TASK PROMPT – Copy out every line that contains the word "Vielha".

PROVIDED DATA –
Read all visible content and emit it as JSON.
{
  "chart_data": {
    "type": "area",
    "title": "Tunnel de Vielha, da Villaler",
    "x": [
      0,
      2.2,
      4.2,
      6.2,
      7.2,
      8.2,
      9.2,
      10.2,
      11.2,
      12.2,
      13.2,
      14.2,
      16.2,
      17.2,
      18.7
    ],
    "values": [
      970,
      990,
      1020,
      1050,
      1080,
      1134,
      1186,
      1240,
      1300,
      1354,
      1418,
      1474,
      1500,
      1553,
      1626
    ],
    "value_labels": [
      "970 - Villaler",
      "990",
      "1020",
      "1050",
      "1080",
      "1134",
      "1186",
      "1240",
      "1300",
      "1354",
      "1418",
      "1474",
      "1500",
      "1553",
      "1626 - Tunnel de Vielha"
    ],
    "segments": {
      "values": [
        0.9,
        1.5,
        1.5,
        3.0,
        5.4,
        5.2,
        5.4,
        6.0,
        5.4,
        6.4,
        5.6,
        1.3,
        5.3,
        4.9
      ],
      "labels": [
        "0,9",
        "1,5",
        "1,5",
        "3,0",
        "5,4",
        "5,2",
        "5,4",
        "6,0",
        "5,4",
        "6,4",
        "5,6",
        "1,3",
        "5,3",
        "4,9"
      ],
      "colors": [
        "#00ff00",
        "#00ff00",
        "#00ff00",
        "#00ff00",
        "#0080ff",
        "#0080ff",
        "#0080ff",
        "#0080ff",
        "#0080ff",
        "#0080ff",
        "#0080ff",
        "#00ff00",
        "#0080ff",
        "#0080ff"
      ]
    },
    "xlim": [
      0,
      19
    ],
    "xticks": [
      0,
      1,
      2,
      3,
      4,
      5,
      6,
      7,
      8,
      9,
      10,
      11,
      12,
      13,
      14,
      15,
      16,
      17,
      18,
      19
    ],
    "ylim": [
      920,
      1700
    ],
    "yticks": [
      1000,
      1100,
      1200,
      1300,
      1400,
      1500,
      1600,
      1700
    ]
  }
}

==

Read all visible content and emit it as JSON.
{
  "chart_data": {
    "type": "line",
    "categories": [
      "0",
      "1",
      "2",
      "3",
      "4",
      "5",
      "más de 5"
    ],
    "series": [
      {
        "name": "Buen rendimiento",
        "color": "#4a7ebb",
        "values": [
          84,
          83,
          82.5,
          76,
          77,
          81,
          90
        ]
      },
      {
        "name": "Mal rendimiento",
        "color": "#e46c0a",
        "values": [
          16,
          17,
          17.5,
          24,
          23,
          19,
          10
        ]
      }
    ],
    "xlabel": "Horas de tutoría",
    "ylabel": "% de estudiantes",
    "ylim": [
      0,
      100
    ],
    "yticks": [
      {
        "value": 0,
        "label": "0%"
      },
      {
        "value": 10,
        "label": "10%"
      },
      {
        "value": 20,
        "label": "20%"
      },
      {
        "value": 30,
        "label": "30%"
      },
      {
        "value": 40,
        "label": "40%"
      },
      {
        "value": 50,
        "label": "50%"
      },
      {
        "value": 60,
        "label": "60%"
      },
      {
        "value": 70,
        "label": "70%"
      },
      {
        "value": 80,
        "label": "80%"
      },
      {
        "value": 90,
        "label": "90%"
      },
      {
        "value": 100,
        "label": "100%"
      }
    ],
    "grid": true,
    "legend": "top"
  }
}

RESPONSE –
    "title": "Tunnel de Vielha, da Villaler",
      "1626 - Tunnel de Vielha"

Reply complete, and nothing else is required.